··· Material to process ···

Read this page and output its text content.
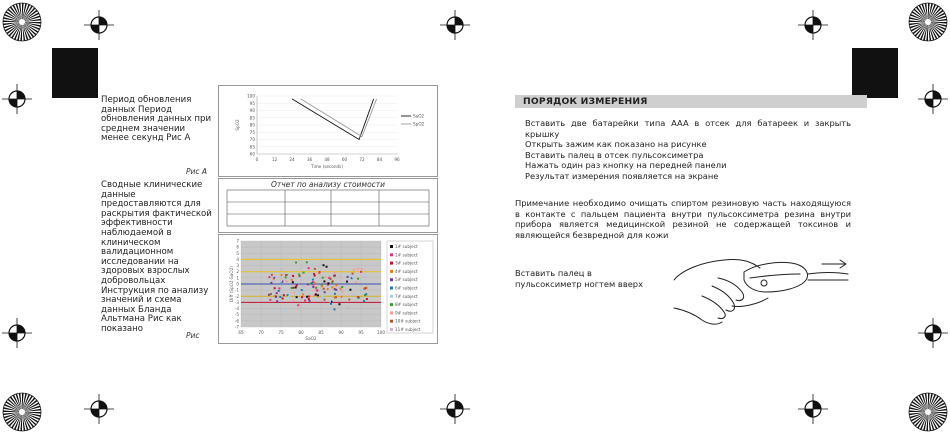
Период обновления данных Период обновления данных при среднем значении менее секунд Рис А
Рис А
Сводные клинические данные предоставляются для раскрытия фактической эффективности наблюдаемой в клиническом валидационном исследовании на здоровых взрослых добровольцах Инструкция по анализу значений и схема данных Бланда Альтмана Рис как показано
Рис
100
95
90
85
80
75
70
65
60
0	12	24	36	48	60	72	84	96
Time (seconds)
SpO2
SaO2
SpO2
Отчет по анализу стоимости
7
6
5
4
3
2
1
0
-1
-2
-3
-4
-5
-6
-7
65	70	75	80	85	90	95	100
SaO2
Diff (SpO2-SaO2)
1# subject
2# subject
3# subject
4# subject
5# subject
6# subject
7# subject
8# subject
9# subject
10# subject
11# subject
ПОРЯДОК ИЗМЕРЕНИЯ
Вставить две батарейки типа AAA в отсек для батареек и закрыть крышку
Открыть зажим как показано на рисунке
Вставить палец в отсек пульсоксиметра
Нажать один раз кнопку на передней панели
Результат измерения появляется на экране
Примечание необходимо очищать спиртом резиновую часть находящуюся в контакте с пальцем пациента внутри пульсоксиметра резина внутри прибора является медицинской резиной не содержащей токсинов и являющейся безвредной для кожи
Вставить палец в пульсоксиметр ногтем вверх
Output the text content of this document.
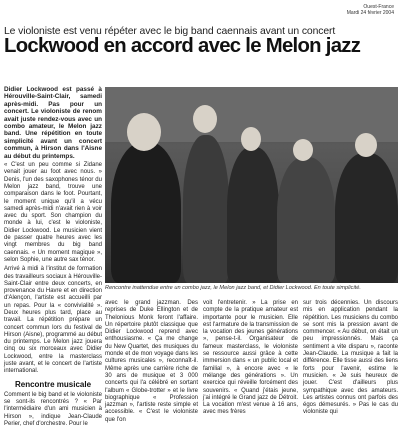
Ouest-France
Mardi 24 février 2004
Le violoniste est venu répéter avec le big band caennais avant un concert
Lockwood en accord avec le Melon jazz

Didier Lockwood est passé à Hérouville-Saint-Clair, samedi après-midi. Pas pour un concert. Le violoniste de renom avait juste rendez-vous avec un combo amateur, le Melon jazz band. Une répétition en toute simplicité avant un concert commun, à Hirson dans l'Aisne au début du printemps.

« C'est un peu comme si Zidane venait jouer au foot avec nous. » Denis, l'un des saxophones ténor du Melon jazz band, trouve une comparaison dans le foot. Pourtant, le moment unique qu'il a vécu samedi après-midi n'avait rien à voir avec du sport. Son champion du monde à lui, c'est le violoniste, Didier Lockwood. Le musicien vient de passer quatre heures avec les vingt membres du big band caennais. « Un moment magique », selon Sophie, une autre sax ténor.

Arrivé à midi à l'institut de formation des travailleurs sociaux à Hérouville-Saint-Clair entre deux concerts, en provenance du Havre et en direction d'Alençon, l'artiste est accueilli par un repas. Pour la « convivialité ». Deux heures plus tard, place au travail. La répétition prépare un concert commun lors du festival de Hirson (Aisne), programmé au début du printemps. Le Melon jazz jouera cinq ou six morceaux avec Didier Lockwood, entre la masterclass juste avant, et le concert de l'artiste international.

Rencontre musicale

Comment le big band et le violoniste se sont-ils rencontrés ? « Par l'intermédiaire d'un ami musicien à Hirson », indique Jean-Claude Perier, chef d'orchestre. Pour le

Rencontre inattendue entre un combo jazz, le Melon jazz band, et Didier Lockwood. En toute simplicité.

avec le grand jazzman. Des reprises de Duke Ellington et de Thelonious Monk feront l'affaire. Un répertoire plutôt classique que Didier Lockwood reprend avec enthousiasme. « Ça me change du New Quartet, des musiques du monde et de mon voyage dans les cultures musicales », reconnaît-il. Même après une carrière riche de 30 ans de musique et 3 000 concerts qui l'a célébré en sortant l'album « Globe-trotter » et le livre biographique « Profession jazzman », l'artiste reste simple et accessible. « C'est le violoniste que l'on

voit l'entretenir. » La prise en compte de la pratique amateur est importante pour le musicien. Elle est l'armature de la transmission de la vocation des jeunes générations », pense-t-il. Organisateur de fameux masterclass, le violoniste se ressource aussi grâce à cette immersion dans « un public local et familial », à encore avec « le mélange des générations ». Un exercice qui réveille forcément des souvenirs. « Quand j'étais jeune, j'ai intégré le Grand jazz de Détroit. La vocation m'est venue à 16 ans, avec mes frères

sur trois décennies. Un discours mis en application pendant la répétition. Les musiciens du combo se sont mis la pression avant de commencer. « Au début, on était un peu impressionnés. Mais ça sentiment a vite disparu », raconte Jean-Claude. La musique a fait la différence. Elle tisse aussi des liens forts pour l'avenir, estime le musicien. « Je suis heureux de jouer. C'est d'ailleurs plus sympathique avec des amateurs. Les artistes connus ont parfois des égos démesurés. » Pas le cas du violoniste qui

···

## Description of the task
Find the lines containing "content" and list every one of them.

## Answer for the task
Read this page and output its text content.
Output the text content of this document.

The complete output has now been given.